— start of INPUT FOR THIS TASK —
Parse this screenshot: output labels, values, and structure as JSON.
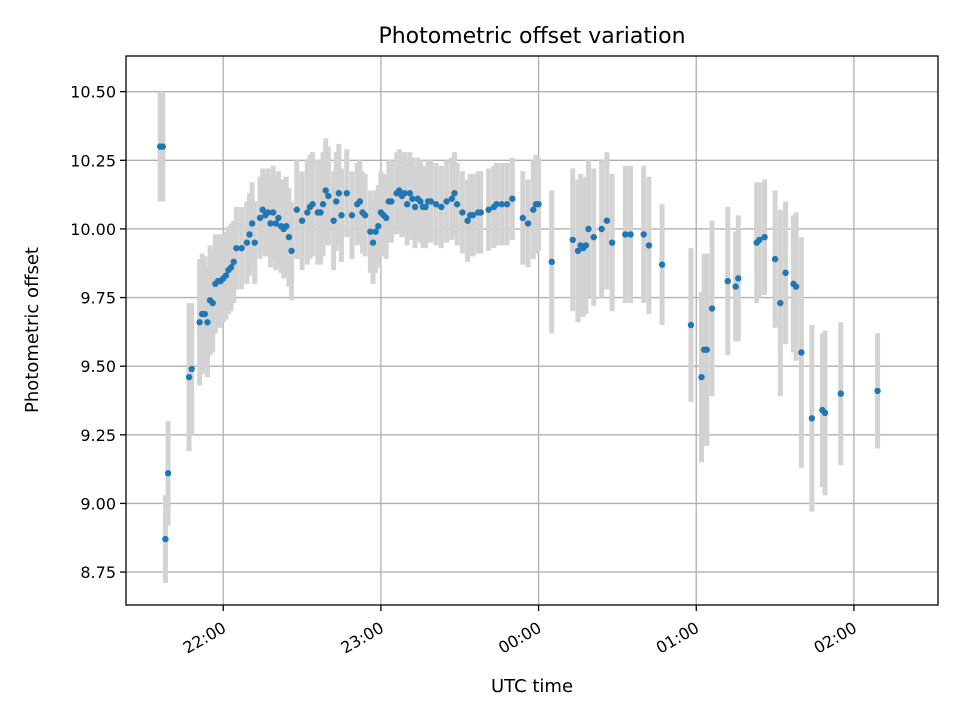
{
  "chart_data": {
    "type": "scatter",
    "title": "Photometric offset variation",
    "xlabel": "UTC time",
    "ylabel": "Photometric offset",
    "x_unit": "UTC time (hours, after 21:00 rolls over past midnight)",
    "xlim": [
      "21:23",
      "02:32"
    ],
    "ylim": [
      8.63,
      10.63
    ],
    "x_ticks": [
      "22:00",
      "23:00",
      "00:00",
      "01:00",
      "02:00"
    ],
    "y_ticks": [
      "8.75",
      "9.00",
      "9.25",
      "9.50",
      "9.75",
      "10.00",
      "10.25",
      "10.50"
    ],
    "grid": true,
    "colors": {
      "points": "#1f77b4",
      "errorbars": "#d3d3d3"
    },
    "points": [
      [
        "21:36",
        10.3,
        0.2
      ],
      [
        "21:37",
        10.3,
        0.2
      ],
      [
        "21:38",
        8.87,
        0.16
      ],
      [
        "21:39",
        9.11,
        0.19
      ],
      [
        "21:47",
        9.46,
        0.27
      ],
      [
        "21:48",
        9.49,
        0.24
      ],
      [
        "21:51",
        9.66,
        0.23
      ],
      [
        "21:52",
        9.69,
        0.22
      ],
      [
        "21:53",
        9.69,
        0.21
      ],
      [
        "21:54",
        9.66,
        0.2
      ],
      [
        "21:55",
        9.74,
        0.2
      ],
      [
        "21:56",
        9.73,
        0.18
      ],
      [
        "21:57",
        9.8,
        0.18
      ],
      [
        "21:58",
        9.81,
        0.17
      ],
      [
        "21:59",
        9.81,
        0.17
      ],
      [
        "22:00",
        9.82,
        0.16
      ],
      [
        "22:01",
        9.83,
        0.16
      ],
      [
        "22:02",
        9.85,
        0.16
      ],
      [
        "22:03",
        9.86,
        0.16
      ],
      [
        "22:04",
        9.88,
        0.15
      ],
      [
        "22:05",
        9.93,
        0.15
      ],
      [
        "22:07",
        9.93,
        0.15
      ],
      [
        "22:09",
        9.95,
        0.15
      ],
      [
        "22:10",
        9.98,
        0.15
      ],
      [
        "22:11",
        10.02,
        0.15
      ],
      [
        "22:12",
        9.95,
        0.15
      ],
      [
        "22:14",
        10.04,
        0.15
      ],
      [
        "22:15",
        10.07,
        0.15
      ],
      [
        "22:16",
        10.05,
        0.15
      ],
      [
        "22:17",
        10.06,
        0.16
      ],
      [
        "22:18",
        10.02,
        0.16
      ],
      [
        "22:19",
        10.06,
        0.17
      ],
      [
        "22:20",
        10.02,
        0.17
      ],
      [
        "22:21",
        10.04,
        0.17
      ],
      [
        "22:22",
        10.01,
        0.17
      ],
      [
        "22:23",
        10.0,
        0.18
      ],
      [
        "22:24",
        10.01,
        0.18
      ],
      [
        "22:25",
        9.97,
        0.18
      ],
      [
        "22:26",
        9.92,
        0.18
      ],
      [
        "22:28",
        10.07,
        0.18
      ],
      [
        "22:30",
        10.03,
        0.18
      ],
      [
        "22:32",
        10.06,
        0.19
      ],
      [
        "22:33",
        10.08,
        0.19
      ],
      [
        "22:34",
        10.09,
        0.19
      ],
      [
        "22:36",
        10.06,
        0.19
      ],
      [
        "22:37",
        10.06,
        0.19
      ],
      [
        "22:38",
        10.09,
        0.19
      ],
      [
        "22:39",
        10.14,
        0.19
      ],
      [
        "22:40",
        10.12,
        0.18
      ],
      [
        "22:42",
        10.03,
        0.18
      ],
      [
        "22:43",
        10.1,
        0.18
      ],
      [
        "22:44",
        10.13,
        0.18
      ],
      [
        "22:45",
        10.05,
        0.17
      ],
      [
        "22:47",
        10.13,
        0.16
      ],
      [
        "22:49",
        10.05,
        0.16
      ],
      [
        "22:51",
        10.09,
        0.15
      ],
      [
        "22:52",
        10.1,
        0.15
      ],
      [
        "22:53",
        10.06,
        0.15
      ],
      [
        "22:54",
        10.05,
        0.15
      ],
      [
        "22:56",
        9.99,
        0.15
      ],
      [
        "22:57",
        9.95,
        0.15
      ],
      [
        "22:58",
        9.99,
        0.15
      ],
      [
        "22:59",
        10.01,
        0.15
      ],
      [
        "23:00",
        10.06,
        0.15
      ],
      [
        "23:01",
        10.05,
        0.15
      ],
      [
        "23:02",
        10.04,
        0.15
      ],
      [
        "23:03",
        10.1,
        0.15
      ],
      [
        "23:04",
        10.1,
        0.15
      ],
      [
        "23:06",
        10.13,
        0.15
      ],
      [
        "23:07",
        10.14,
        0.15
      ],
      [
        "23:08",
        10.12,
        0.15
      ],
      [
        "23:09",
        10.13,
        0.15
      ],
      [
        "23:10",
        10.09,
        0.15
      ],
      [
        "23:11",
        10.13,
        0.15
      ],
      [
        "23:12",
        10.11,
        0.15
      ],
      [
        "23:13",
        10.08,
        0.15
      ],
      [
        "23:14",
        10.11,
        0.15
      ],
      [
        "23:15",
        10.1,
        0.15
      ],
      [
        "23:16",
        10.08,
        0.15
      ],
      [
        "23:17",
        10.08,
        0.15
      ],
      [
        "23:18",
        10.1,
        0.15
      ],
      [
        "23:19",
        10.1,
        0.15
      ],
      [
        "23:21",
        10.09,
        0.15
      ],
      [
        "23:23",
        10.08,
        0.15
      ],
      [
        "23:25",
        10.1,
        0.15
      ],
      [
        "23:27",
        10.11,
        0.15
      ],
      [
        "23:28",
        10.13,
        0.15
      ],
      [
        "23:29",
        10.09,
        0.15
      ],
      [
        "23:31",
        10.06,
        0.15
      ],
      [
        "23:33",
        10.03,
        0.15
      ],
      [
        "23:34",
        10.05,
        0.15
      ],
      [
        "23:35",
        10.05,
        0.15
      ],
      [
        "23:37",
        10.06,
        0.15
      ],
      [
        "23:38",
        10.06,
        0.15
      ],
      [
        "23:41",
        10.07,
        0.15
      ],
      [
        "23:43",
        10.08,
        0.15
      ],
      [
        "23:44",
        10.09,
        0.15
      ],
      [
        "23:46",
        10.09,
        0.15
      ],
      [
        "23:48",
        10.09,
        0.15
      ],
      [
        "23:50",
        10.11,
        0.15
      ],
      [
        "23:54",
        10.04,
        0.17
      ],
      [
        "23:56",
        10.02,
        0.16
      ],
      [
        "23:58",
        10.07,
        0.18
      ],
      [
        "23:59",
        10.09,
        0.18
      ],
      [
        "00:00",
        10.09,
        0.17
      ],
      [
        "00:05",
        9.88,
        0.26
      ],
      [
        "00:13",
        9.96,
        0.26
      ],
      [
        "00:15",
        9.92,
        0.26
      ],
      [
        "00:16",
        9.94,
        0.26
      ],
      [
        "00:17",
        9.93,
        0.25
      ],
      [
        "00:18",
        9.94,
        0.25
      ],
      [
        "00:19",
        10.0,
        0.25
      ],
      [
        "00:21",
        9.97,
        0.25
      ],
      [
        "00:24",
        10.0,
        0.25
      ],
      [
        "00:26",
        10.03,
        0.25
      ],
      [
        "00:28",
        9.95,
        0.25
      ],
      [
        "00:33",
        9.98,
        0.25
      ],
      [
        "00:35",
        9.98,
        0.25
      ],
      [
        "00:40",
        9.98,
        0.25
      ],
      [
        "00:42",
        9.94,
        0.25
      ],
      [
        "00:47",
        9.87,
        0.22
      ],
      [
        "00:58",
        9.65,
        0.28
      ],
      [
        "01:02",
        9.46,
        0.31
      ],
      [
        "01:03",
        9.56,
        0.35
      ],
      [
        "01:04",
        9.56,
        0.35
      ],
      [
        "01:06",
        9.71,
        0.32
      ],
      [
        "01:12",
        9.81,
        0.27
      ],
      [
        "01:15",
        9.79,
        0.2
      ],
      [
        "01:16",
        9.82,
        0.23
      ],
      [
        "01:23",
        9.95,
        0.22
      ],
      [
        "01:24",
        9.96,
        0.21
      ],
      [
        "01:26",
        9.97,
        0.21
      ],
      [
        "01:30",
        9.89,
        0.25
      ],
      [
        "01:32",
        9.73,
        0.34
      ],
      [
        "01:34",
        9.84,
        0.26
      ],
      [
        "01:37",
        9.8,
        0.25
      ],
      [
        "01:38",
        9.79,
        0.27
      ],
      [
        "01:40",
        9.55,
        0.42
      ],
      [
        "01:44",
        9.31,
        0.34
      ],
      [
        "01:48",
        9.34,
        0.28
      ],
      [
        "01:49",
        9.33,
        0.3
      ],
      [
        "01:55",
        9.4,
        0.26
      ],
      [
        "02:09",
        9.41,
        0.21
      ]
    ]
  }
}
— end of INPUT FOR THIS TASK —
DIRECTION –
Each line in the material either holds the string "Photometric" or does not. State how many do, and nothing else.

REPLY TO THE TASK –
2